"""
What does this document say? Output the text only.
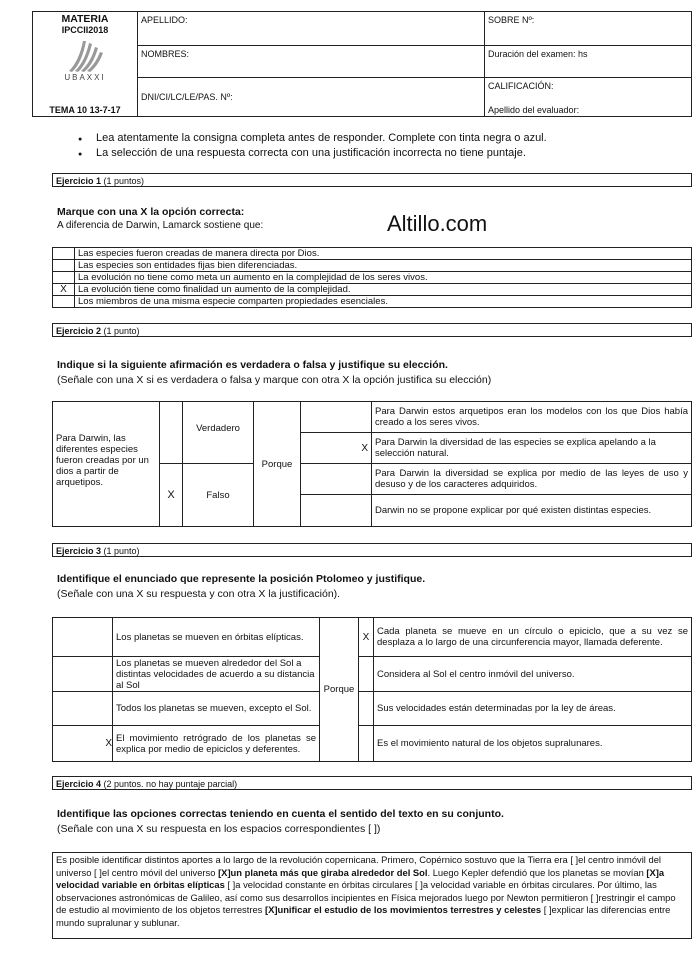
MATERIA
IPCCII2018
UBAXXI
TEMA 10 13-7-17	APELLIDO:	SOBRE Nº:
	NOMBRES:	Duración del examen: hs
	DNI/CI/LC/LE/PAS. Nº:	CALIFICACIÓN:
Apellido del evaluador:
● Lea atentamente la consigna completa antes de responder. Complete con tinta negra o azul.
● La selección de una respuesta correcta con una justificación incorrecta no tiene puntaje.
Ejercicio 1 (1 puntos)
Marque con una X la opción correcta:
A diferencia de Darwin, Lamarck sostiene que:	Altillo.com
	Las especies fueron creadas de manera directa por Dios.
	Las especies son entidades fijas bien diferenciadas.
	La evolución no tiene como meta un aumento en la complejidad de los seres vivos.
X	La evolución tiene como finalidad un aumento de la complejidad.
	Los miembros de una misma especie comparten propiedades esenciales.
Ejercicio 2 (1 punto)
Indique si la siguiente afirmación es verdadera o falsa y justifique su elección.
(Señale con una X si es verdadera o falsa y marque con otra X la opción justifica su elección)
Para Darwin, las diferentes especies fueron creadas por un dios a partir de arquetipos.		Verdadero	Porque		Para Darwin estos arquetipos eran los modelos con los que Dios había creado a los seres vivos.
				X	Para Darwin la diversidad de las especies se explica apelando a la selección natural.
	X	Falso			Para Darwin la diversidad se explica por medio de las leyes de uso y desuso y de los caracteres adquiridos.
					Darwin no se propone explicar por qué existen distintas especies.
Ejercicio 3 (1 punto)
Identifique el enunciado que represente la posición Ptolomeo y justifique.
(Señale con una X su respuesta y con otra X la justificación).
	Los planetas se mueven en órbitas elípticas.	Porque	X	Cada planeta se mueve en un círculo o epiciclo, que a su vez se desplaza a lo largo de una circunferencia mayor, llamada deferente.
	Los planetas se mueven alrededor del Sol a distintas velocidades de acuerdo a su distancia al Sol			Considera al Sol el centro inmóvil del universo.
	Todos los planetas se mueven, excepto el Sol.			Sus velocidades están determinadas por la ley de áreas.
X	El movimiento retrógrado de los planetas se explica por medio de epiciclos y deferentes.			Es el movimiento natural de los objetos supralunares.
Ejercicio 4 (2 puntos. no hay puntaje parcial)
Identifique las opciones correctas teniendo en cuenta el sentido del texto en su conjunto.
(Señale con una X su respuesta en los espacios correspondientes [ ])
Es posible identificar distintos aportes a lo largo de la revolución copernicana. Primero, Copérnico sostuvo que la Tierra era [ ]el centro inmóvil del universo [ ]el centro móvil del universo [X]un planeta más que giraba alrededor del Sol. Luego Kepler defendió que los planetas se movían [X]a velocidad variable en órbitas elípticas [ ]a velocidad constante en órbitas circulares [ ]a velocidad variable en órbitas circulares. Por último, las observaciones astronómicas de Galileo, así como sus desarrollos incipientes en Física mejorados luego por Newton permitieron [ ]restringir el campo de estudio al movimiento de los objetos terrestres [X]unificar el estudio de los movimientos terrestres y celestes [ ]explicar las diferencias entre mundo supralunar y sublunar.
"""
▶ _WORK REQUIRED_
Each record above must be returned exactly as written, with its pictures omitted.

▶ _RESPONSE TO THIS TASK_
What does this document say? Output the text only.
MATERIA
IPCCII2018
UBAXXI
TEMA 10 13-7-17	APELLIDO:	SOBRE Nº:
	NOMBRES:	Duración del examen: hs
	DNI/CI/LC/LE/PAS. Nº:	CALIFICACIÓN:
Apellido del evaluador:
● Lea atentamente la consigna completa antes de responder. Complete con tinta negra o azul.
● La selección de una respuesta correcta con una justificación incorrecta no tiene puntaje.
Ejercicio 1 (1 puntos)
Marque con una X la opción correcta:
A diferencia de Darwin, Lamarck sostiene que:	Altillo.com
	Las especies fueron creadas de manera directa por Dios.
	Las especies son entidades fijas bien diferenciadas.
	La evolución no tiene como meta un aumento en la complejidad de los seres vivos.
X	La evolución tiene como finalidad un aumento de la complejidad.
	Los miembros de una misma especie comparten propiedades esenciales.
Ejercicio 2 (1 punto)
Indique si la siguiente afirmación es verdadera o falsa y justifique su elección.
(Señale con una X si es verdadera o falsa y marque con otra X la opción justifica su elección)
Para Darwin, las diferentes especies fueron creadas por un dios a partir de arquetipos.		Verdadero	Porque		Para Darwin estos arquetipos eran los modelos con los que Dios había creado a los seres vivos.
				X	Para Darwin la diversidad de las especies se explica apelando a la selección natural.
	X	Falso			Para Darwin la diversidad se explica por medio de las leyes de uso y desuso y de los caracteres adquiridos.
					Darwin no se propone explicar por qué existen distintas especies.
Ejercicio 3 (1 punto)
Identifique el enunciado que represente la posición Ptolomeo y justifique.
(Señale con una X su respuesta y con otra X la justificación).
	Los planetas se mueven en órbitas elípticas.	Porque	X	Cada planeta se mueve en un círculo o epiciclo, que a su vez se desplaza a lo largo de una circunferencia mayor, llamada deferente.
	Los planetas se mueven alrededor del Sol a distintas velocidades de acuerdo a su distancia al Sol			Considera al Sol el centro inmóvil del universo.
	Todos los planetas se mueven, excepto el Sol.			Sus velocidades están determinadas por la ley de áreas.
X	El movimiento retrógrado de los planetas se explica por medio de epiciclos y deferentes.			Es el movimiento natural de los objetos supralunares.
Ejercicio 4 (2 puntos. no hay puntaje parcial)
Identifique las opciones correctas teniendo en cuenta el sentido del texto en su conjunto.
(Señale con una X su respuesta en los espacios correspondientes [ ])
Es posible identificar distintos aportes a lo largo de la revolución copernicana. Primero, Copérnico sostuvo que la Tierra era [ ]el centro inmóvil del universo [ ]el centro móvil del universo [X]un planeta más que giraba alrededor del Sol. Luego Kepler defendió que los planetas se movían [X]a velocidad variable en órbitas elípticas [ ]a velocidad constante en órbitas circulares [ ]a velocidad variable en órbitas circulares. Por último, las observaciones astronómicas de Galileo, así como sus desarrollos incipientes en Física mejorados luego por Newton permitieron [ ]restringir el campo de estudio al movimiento de los objetos terrestres [X]unificar el estudio de los movimientos terrestres y celestes [ ]explicar las diferencias entre mundo supralunar y sublunar.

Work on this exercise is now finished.